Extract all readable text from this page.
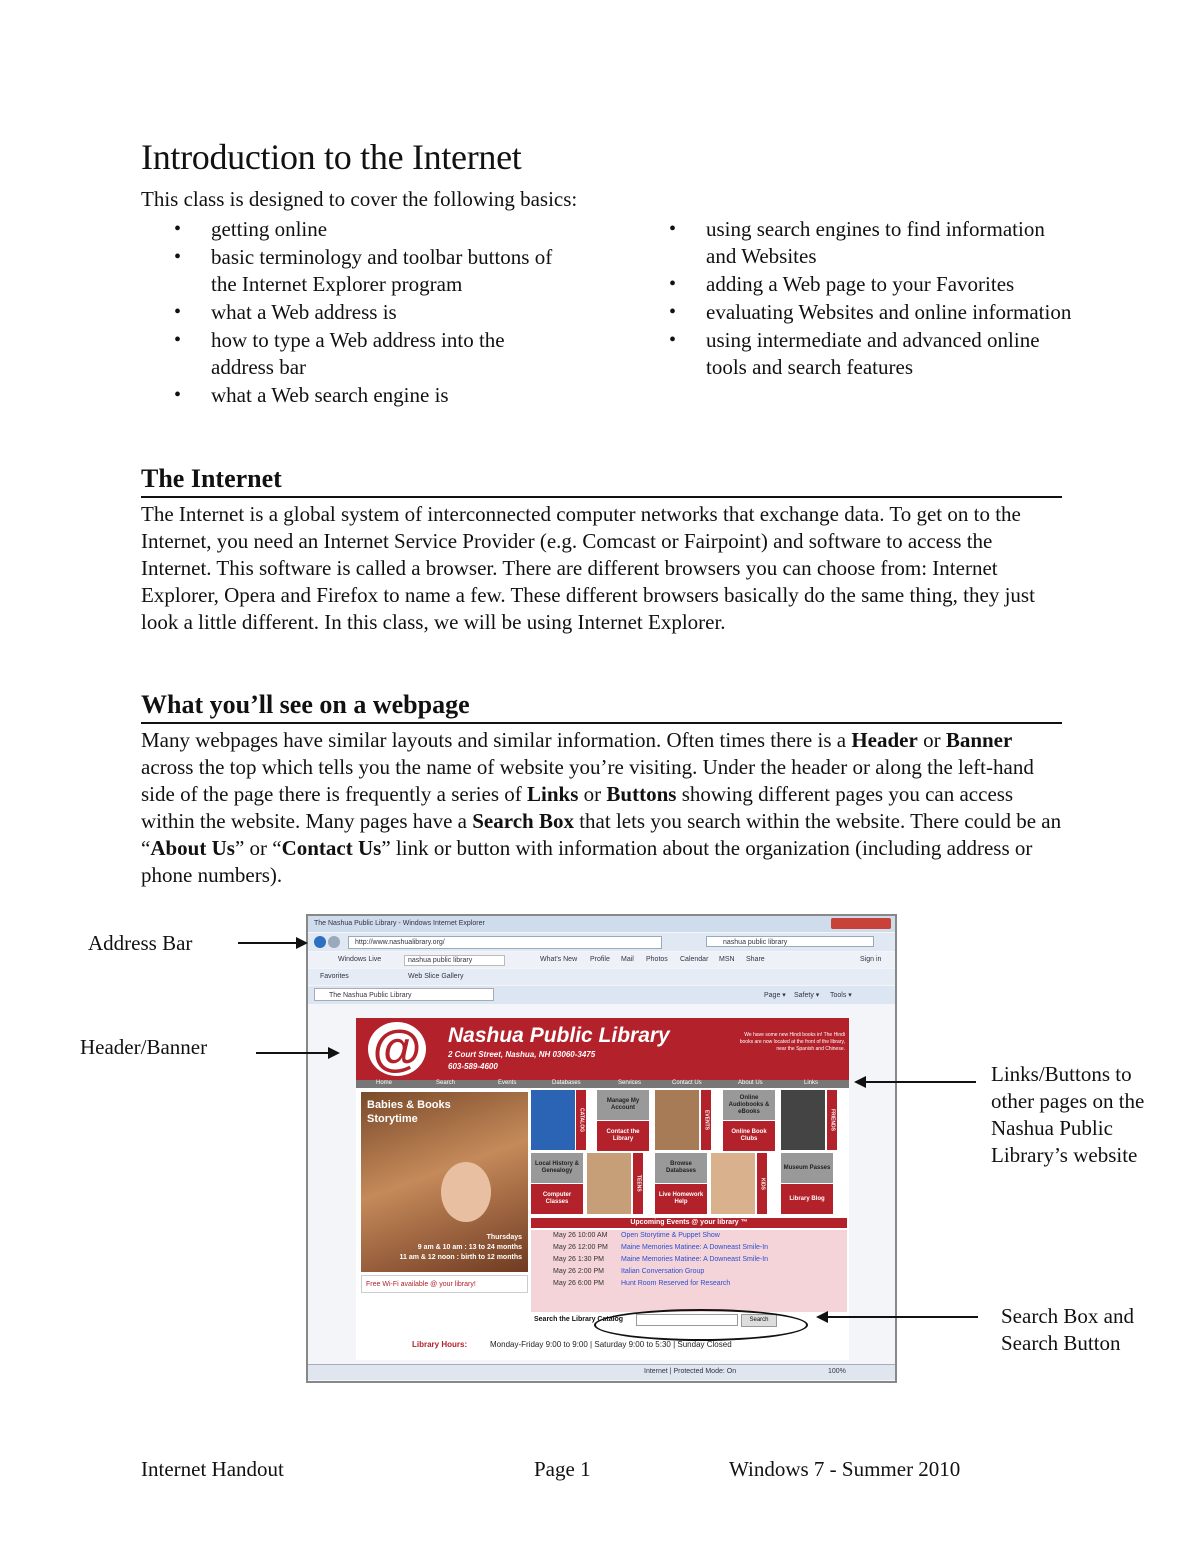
Introduction to the Internet
This class is designed to cover the following basics:
• getting online
• basic terminology and toolbar buttons of the Internet Explorer program
• what a Web address is
• how to type a Web address into the address bar
• what a Web search engine is
• using search engines to find information and Websites
• adding a Web page to your Favorites
• evaluating Websites and online information
• using intermediate and advanced online tools and search features
The Internet
The Internet is a global system of interconnected computer networks that exchange data. To get on to the Internet, you need an Internet Service Provider (e.g. Comcast or Fairpoint) and software to access the Internet. This software is called a browser. There are different browsers you can choose from: Internet Explorer, Opera and Firefox to name a few. These different browsers basically do the same thing, they just look a little different. In this class, we will be using Internet Explorer.
What you’ll see on a webpage
Many webpages have similar layouts and similar information. Often times there is a Header or Banner across the top which tells you the name of website you’re visiting. Under the header or along the left-hand side of the page there is frequently a series of Links or Buttons showing different pages you can access within the website. Many pages have a Search Box that lets you search within the website. There could be an “About Us” or “Contact Us” link or button with information about the organization (including address or phone numbers).
The Nashua Public Library - Windows Internet Explorer
http://www.nashualibrary.org/	nashua public library
Windows Live	nashua public library	What's New Profile Mail Photos Calendar MSN Share	Sign in
Favorites	Web Slice Gallery
The Nashua Public Library	Page ▾ Safety ▾ Tools ▾
@ Nashua Public Library
2 Court Street, Nashua, NH 03060-3475
603-589-4600
We have some new Hindi books in! The Hindi books are now located at the front of the library, near the Spanish and Chinese.
Home	Search	Events	Databases	Services	Contact Us	About Us	Links
Babies & Books Storytime
Thursdays
9 am & 10 am : 13 to 24 months
11 am & 12 noon : birth to 12 months
Free Wi-Fi available @ your library!
CATALOG
Manage My Account
Contact the Library
EVENTS
Online Audiobooks & eBooks
Online Book Clubs
FRIENDS
Local History & Genealogy
Computer Classes
TEENS
Browse Databases
Live Homework Help
KIDS
Museum Passes
Library Blog
Upcoming Events @ your library ™
May 26 10:00 AM Open Storytime & Puppet Show
May 26 12:00 PM Maine Memories Matinee: A Downeast Smile-In
May 26 1:30 PM Maine Memories Matinee: A Downeast Smile-In
May 26 2:00 PM Italian Conversation Group
May 26 6:00 PM Hunt Room Reserved for Research
Search the Library Catalog	Search
Library Hours:	Monday-Friday 9:00 to 9:00 | Saturday 9:00 to 5:30 | Sunday Closed
Internet | Protected Mode: On	100%
Address Bar
Header/Banner
Links/Buttons to
other pages on the
Nashua Public
Library’s website
Search Box and
Search Button
Internet Handout	Page 1	Windows 7 - Summer 2010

______________________________

Every record above must be given again exactly; drop the pictures.

- **REPLY**
Extract all readable text from this page.
Introduction to the Internet
This class is designed to cover the following basics:
• getting online
• basic terminology and toolbar buttons of the Internet Explorer program
• what a Web address is
• how to type a Web address into the address bar
• what a Web search engine is
• using search engines to find information and Websites
• adding a Web page to your Favorites
• evaluating Websites and online information
• using intermediate and advanced online tools and search features
The Internet
The Internet is a global system of interconnected computer networks that exchange data. To get on to the Internet, you need an Internet Service Provider (e.g. Comcast or Fairpoint) and software to access the Internet. This software is called a browser. There are different browsers you can choose from: Internet Explorer, Opera and Firefox to name a few. These different browsers basically do the same thing, they just look a little different. In this class, we will be using Internet Explorer.
What you’ll see on a webpage
Many webpages have similar layouts and similar information. Often times there is a Header or Banner across the top which tells you the name of website you’re visiting. Under the header or along the left-hand side of the page there is frequently a series of Links or Buttons showing different pages you can access within the website. Many pages have a Search Box that lets you search within the website. There could be an “About Us” or “Contact Us” link or button with information about the organization (including address or phone numbers).
The Nashua Public Library - Windows Internet Explorer
http://www.nashualibrary.org/	nashua public library
Windows Live	nashua public library	What's New Profile Mail Photos Calendar MSN Share	Sign in
Favorites	Web Slice Gallery
The Nashua Public Library	Page ▾ Safety ▾ Tools ▾
@ Nashua Public Library
2 Court Street, Nashua, NH 03060-3475
603-589-4600
We have some new Hindi books in! The Hindi books are now located at the front of the library, near the Spanish and Chinese.
Home	Search	Events	Databases	Services	Contact Us	About Us	Links
Babies & Books Storytime
Thursdays
9 am & 10 am : 13 to 24 months
11 am & 12 noon : birth to 12 months
Free Wi-Fi available @ your library!
CATALOG
Manage My Account
Contact the Library
EVENTS
Online Audiobooks & eBooks
Online Book Clubs
FRIENDS
Local History & Genealogy
Computer Classes
TEENS
Browse Databases
Live Homework Help
KIDS
Museum Passes
Library Blog
Upcoming Events @ your library ™
May 26 10:00 AM Open Storytime & Puppet Show
May 26 12:00 PM Maine Memories Matinee: A Downeast Smile-In
May 26 1:30 PM Maine Memories Matinee: A Downeast Smile-In
May 26 2:00 PM Italian Conversation Group
May 26 6:00 PM Hunt Room Reserved for Research
Search the Library Catalog	Search
Library Hours:	Monday-Friday 9:00 to 9:00 | Saturday 9:00 to 5:30 | Sunday Closed
Internet | Protected Mode: On	100%
Address Bar
Header/Banner
Links/Buttons to
other pages on the
Nashua Public
Library’s website
Search Box and
Search Button
Internet Handout	Page 1	Windows 7 - Summer 2010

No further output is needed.